● Exercise prompt
Reproduce each of the rows below verbatim, omitting the pictures from your output.

● Records for processing
┌────────

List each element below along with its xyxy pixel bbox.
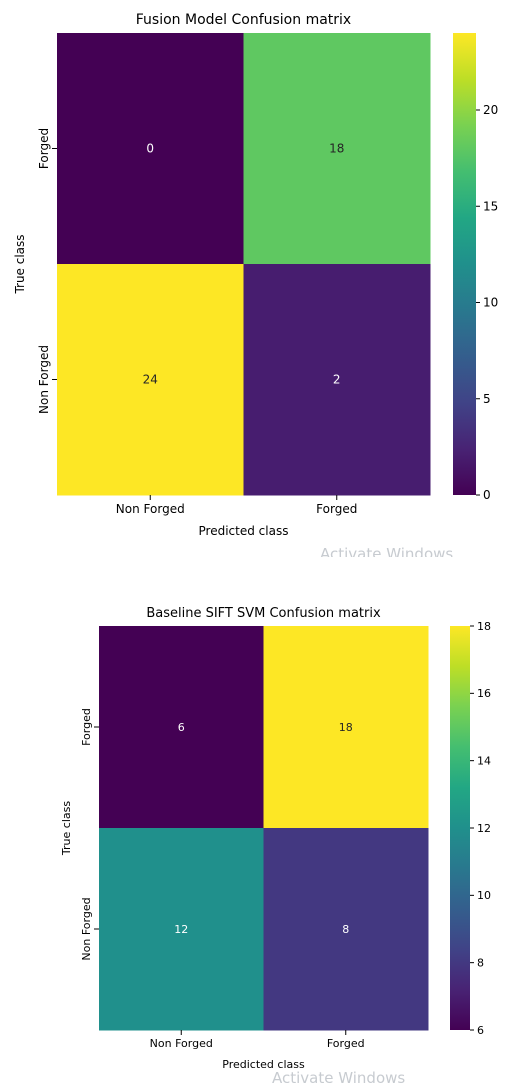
baseline-colorbar-tick-label-3: 12: [477, 822, 491, 835]
fusion-cell-r0-c1: [243, 33, 431, 265]
baseline-x-axis-label: Predicted class: [222, 1058, 305, 1071]
fusion-colorbar-tick-label-4: 20: [483, 103, 498, 117]
fusion-colorbar-tick-label-3: 15: [483, 199, 498, 213]
baseline-colorbar-tick-label-0: 6: [477, 1024, 484, 1037]
fusion-colorbar: [453, 33, 476, 495]
baseline-chart-title: Baseline SIFT SVM Confusion matrix: [146, 606, 381, 621]
baseline-colorbar-tick-label-6: 18: [477, 620, 491, 633]
activate-windows-watermark-bottom: Activate Windows: [272, 1069, 406, 1087]
baseline-x-tick-label-0: Non Forged: [150, 1037, 213, 1050]
fusion-cell-r1-c1: [243, 264, 431, 496]
fusion-y-tick-label-1: Non Forged: [37, 345, 51, 414]
baseline-cell-label-r1-c0: 12: [174, 923, 188, 936]
baseline-cell-label-r1-c1: 8: [342, 923, 349, 936]
fusion-cell-label-r0-c0: 0: [146, 142, 154, 156]
baseline-cell-label-r0-c1: 18: [339, 721, 353, 734]
fusion-cell-r1-c0: [57, 264, 244, 496]
baseline-confusion-matrix-chart: Baseline SIFT SVM Confusion matrix 6 18 12 8…: [0, 596, 510, 1090]
fusion-colorbar-tick-label-1: 5: [483, 392, 491, 406]
activate-windows-watermark-top: Activate Windows: [320, 545, 454, 557]
baseline-colorbar-tick-label-5: 16: [477, 687, 491, 700]
baseline-colorbar-tick-label-1: 8: [477, 957, 484, 970]
baseline-y-axis-label: True class: [60, 801, 73, 856]
fusion-colorbar-tick-label-0: 0: [483, 488, 491, 502]
fusion-x-tick-label-1: Forged: [316, 502, 357, 516]
baseline-cell-label-r0-c0: 6: [178, 721, 185, 734]
fusion-x-axis-label: Predicted class: [199, 524, 289, 538]
baseline-y-tick-label-1: Non Forged: [80, 897, 93, 960]
baseline-heatmap-svg: Baseline SIFT SVM Confusion matrix 6 18 12 8…: [60, 606, 491, 1071]
fusion-y-axis-label: True class: [13, 234, 27, 294]
fusion-heatmap-svg: Fusion Model Confusion matrix 0 18 24 2 Non F…: [13, 12, 498, 538]
baseline-cell-r0-c1: [263, 626, 429, 829]
fusion-x-tick-label-0: Non Forged: [116, 502, 185, 516]
baseline-cell-r1-c0: [99, 828, 264, 1031]
fusion-confusion-matrix-chart: Fusion Model Confusion matrix 0 18 24 2 Non F…: [13, 12, 498, 538]
fusion-y-tick-label-0: Forged: [37, 128, 51, 169]
fusion-cell-label-r1-c0: 24: [143, 373, 158, 387]
fusion-cell-label-r0-c1: 18: [329, 142, 344, 156]
baseline-colorbar-tick-label-2: 10: [477, 889, 491, 902]
baseline-cell-r1-c1: [263, 828, 429, 1031]
fusion-cell-label-r1-c1: 2: [333, 373, 341, 387]
fusion-cell-r0-c0: [57, 33, 244, 265]
baseline-x-tick-label-1: Forged: [327, 1037, 365, 1050]
baseline-cell-r0-c0: [99, 626, 264, 829]
baseline-colorbar: [450, 626, 470, 1030]
baseline-y-tick-label-0: Forged: [80, 708, 93, 746]
baseline-colorbar-tick-label-4: 14: [477, 755, 491, 768]
fusion-chart-title: Fusion Model Confusion matrix: [136, 12, 351, 28]
fusion-colorbar-tick-label-2: 10: [483, 296, 498, 310]
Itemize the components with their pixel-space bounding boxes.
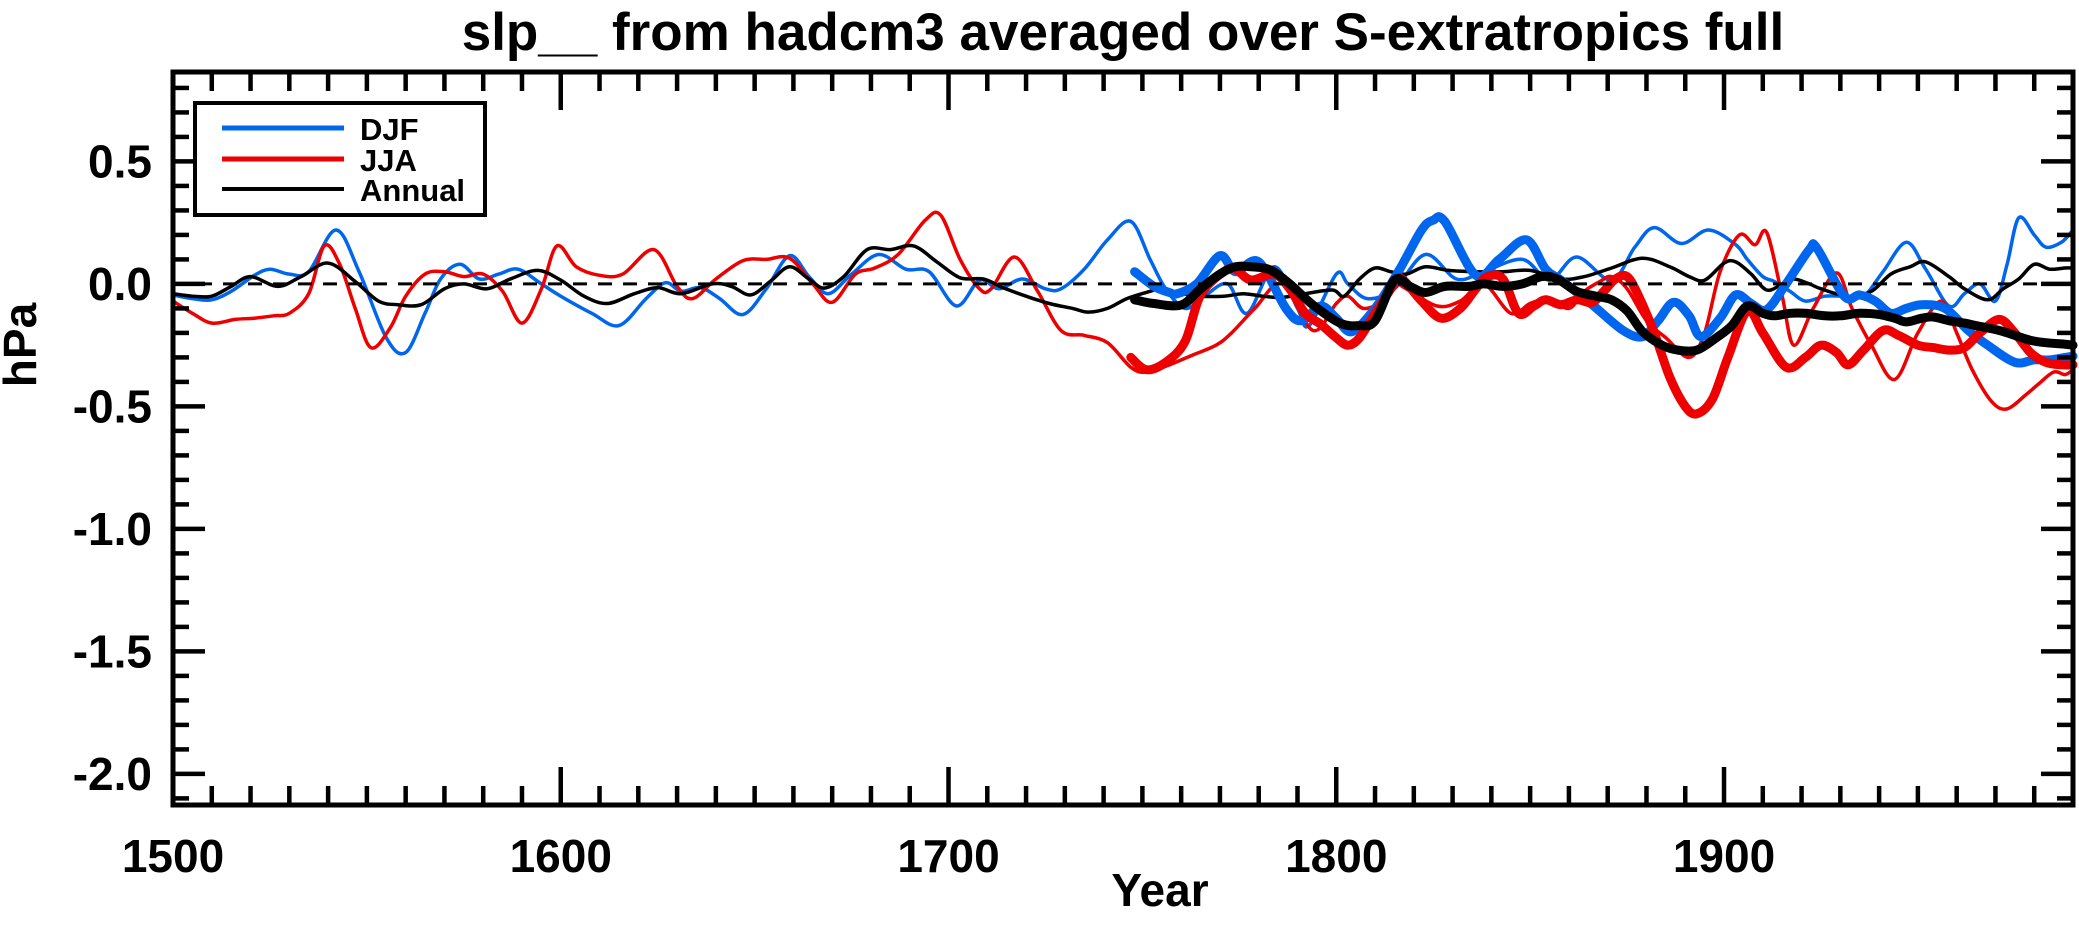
y-tick-label: -1.0 (73, 503, 152, 555)
axes-frame (170, 69, 2076, 808)
axis-ticks (173, 72, 2073, 805)
x-axis-tick-labels: 1500 1600 1700 1800 1900 (122, 830, 1775, 882)
x-axis-title: Year (1111, 864, 1208, 916)
series-JJA-thick (1126, 263, 2078, 419)
legend-label-annual: Annual (360, 173, 465, 208)
series-Annual-thick (1130, 261, 2078, 356)
y-tick-label: -1.5 (73, 625, 152, 677)
y-tick-label: 0.5 (88, 135, 152, 187)
legend: DJF JJA Annual (193, 101, 487, 217)
x-tick-label: 1700 (897, 830, 999, 882)
series-DJF-thin (171, 215, 2075, 356)
y-tick-label: -2.0 (73, 748, 152, 800)
x-tick-label: 1800 (1285, 830, 1387, 882)
chart-title: slp__ from hadcm3 averaged over S-extrat… (462, 3, 1785, 62)
x-tick-label: 1900 (1673, 830, 1775, 882)
legend-label-djf: DJF (360, 112, 419, 147)
y-tick-label: -0.5 (73, 380, 152, 432)
x-tick-label: 1600 (510, 830, 612, 882)
x-tick-label: 1500 (122, 830, 224, 882)
y-axis-tick-labels: 0.5 0.0 -0.5 -1.0 -1.5 -2.0 (73, 135, 152, 799)
data-curves (171, 210, 2078, 419)
y-tick-label: 0.0 (88, 258, 152, 310)
plot-frame (170, 69, 2076, 808)
y-axis-title: hPa (0, 302, 46, 387)
legend-label-jja: JJA (360, 143, 417, 178)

└────────

● Answer below
List each element below along with its xyxy pixel bbox.
baseline-colorbar-tick-label-3: 12: [477, 822, 491, 835]
fusion-cell-r0-c1: [243, 33, 431, 265]
baseline-x-axis-label: Predicted class: [222, 1058, 305, 1071]
fusion-colorbar-tick-label-4: 20: [483, 103, 498, 117]
fusion-colorbar-tick-label-3: 15: [483, 199, 498, 213]
baseline-colorbar-tick-label-0: 6: [477, 1024, 484, 1037]
fusion-colorbar: [453, 33, 476, 495]
baseline-chart-title: Baseline SIFT SVM Confusion matrix: [146, 606, 381, 621]
baseline-colorbar-tick-label-6: 18: [477, 620, 491, 633]
activate-windows-watermark-bottom: Activate Windows: [272, 1069, 406, 1087]
baseline-x-tick-label-0: Non Forged: [150, 1037, 213, 1050]
fusion-cell-r1-c1: [243, 264, 431, 496]
fusion-y-tick-label-1: Non Forged: [37, 345, 51, 414]
baseline-cell-label-r1-c0: 12: [174, 923, 188, 936]
baseline-cell-label-r1-c1: 8: [342, 923, 349, 936]
fusion-cell-label-r0-c0: 0: [146, 142, 154, 156]
baseline-cell-label-r0-c1: 18: [339, 721, 353, 734]
fusion-cell-r1-c0: [57, 264, 244, 496]
baseline-confusion-matrix-chart: Baseline SIFT SVM Confusion matrix 6 18 12 8…: [0, 596, 510, 1090]
fusion-colorbar-tick-label-1: 5: [483, 392, 491, 406]
activate-windows-watermark-top: Activate Windows: [320, 545, 454, 557]
baseline-colorbar-tick-label-5: 16: [477, 687, 491, 700]
baseline-colorbar-tick-label-1: 8: [477, 957, 484, 970]
baseline-y-axis-label: True class: [60, 801, 73, 856]
fusion-colorbar-tick-label-0: 0: [483, 488, 491, 502]
fusion-x-tick-label-1: Forged: [316, 502, 357, 516]
baseline-cell-label-r0-c0: 6: [178, 721, 185, 734]
fusion-x-axis-label: Predicted class: [199, 524, 289, 538]
baseline-y-tick-label-1: Non Forged: [80, 897, 93, 960]
baseline-heatmap-svg: Baseline SIFT SVM Confusion matrix 6 18 12 8…: [60, 606, 491, 1071]
fusion-y-axis-label: True class: [13, 234, 27, 294]
fusion-heatmap-svg: Fusion Model Confusion matrix 0 18 24 2 Non F…: [13, 12, 498, 538]
baseline-cell-r0-c1: [263, 626, 429, 829]
fusion-x-tick-label-0: Non Forged: [116, 502, 185, 516]
baseline-cell-r1-c0: [99, 828, 264, 1031]
fusion-confusion-matrix-chart: Fusion Model Confusion matrix 0 18 24 2 Non F…: [13, 12, 498, 538]
fusion-y-tick-label-0: Forged: [37, 128, 51, 169]
fusion-cell-label-r1-c0: 24: [143, 373, 158, 387]
fusion-cell-label-r0-c1: 18: [329, 142, 344, 156]
baseline-colorbar-tick-label-2: 10: [477, 889, 491, 902]
baseline-cell-r1-c1: [263, 828, 429, 1031]
fusion-cell-label-r1-c1: 2: [333, 373, 341, 387]
fusion-cell-r0-c0: [57, 33, 244, 265]
baseline-x-tick-label-1: Forged: [327, 1037, 365, 1050]
baseline-cell-r0-c0: [99, 626, 264, 829]
baseline-colorbar: [450, 626, 470, 1030]
baseline-y-tick-label-0: Forged: [80, 708, 93, 746]
baseline-colorbar-tick-label-4: 14: [477, 755, 491, 768]
fusion-chart-title: Fusion Model Confusion matrix: [136, 12, 351, 28]
fusion-colorbar-tick-label-2: 10: [483, 296, 498, 310]
Itemize the components with their pixel-space bounding boxes.
y-tick-label: -1.0 (73, 503, 152, 555)
axes-frame (170, 69, 2076, 808)
axis-ticks (173, 72, 2073, 805)
x-axis-tick-labels: 1500 1600 1700 1800 1900 (122, 830, 1775, 882)
x-axis-title: Year (1111, 864, 1208, 916)
series-JJA-thick (1126, 263, 2078, 419)
legend-label-annual: Annual (360, 173, 465, 208)
series-Annual-thick (1130, 261, 2078, 356)
y-tick-label: -1.5 (73, 625, 152, 677)
y-tick-label: 0.5 (88, 135, 152, 187)
legend: DJF JJA Annual (193, 101, 487, 217)
x-tick-label: 1700 (897, 830, 999, 882)
series-DJF-thin (171, 215, 2075, 356)
y-tick-label: -2.0 (73, 748, 152, 800)
x-tick-label: 1800 (1285, 830, 1387, 882)
chart-title: slp__ from hadcm3 averaged over S-extrat… (462, 3, 1785, 62)
x-tick-label: 1900 (1673, 830, 1775, 882)
legend-label-djf: DJF (360, 112, 419, 147)
y-tick-label: -0.5 (73, 380, 152, 432)
x-tick-label: 1600 (510, 830, 612, 882)
x-tick-label: 1500 (122, 830, 224, 882)
y-axis-tick-labels: 0.5 0.0 -0.5 -1.0 -1.5 -2.0 (73, 135, 152, 799)
data-curves (171, 210, 2078, 419)
y-tick-label: 0.0 (88, 258, 152, 310)
plot-frame (170, 69, 2076, 808)
y-axis-title: hPa (0, 302, 46, 387)
legend-label-jja: JJA (360, 143, 417, 178)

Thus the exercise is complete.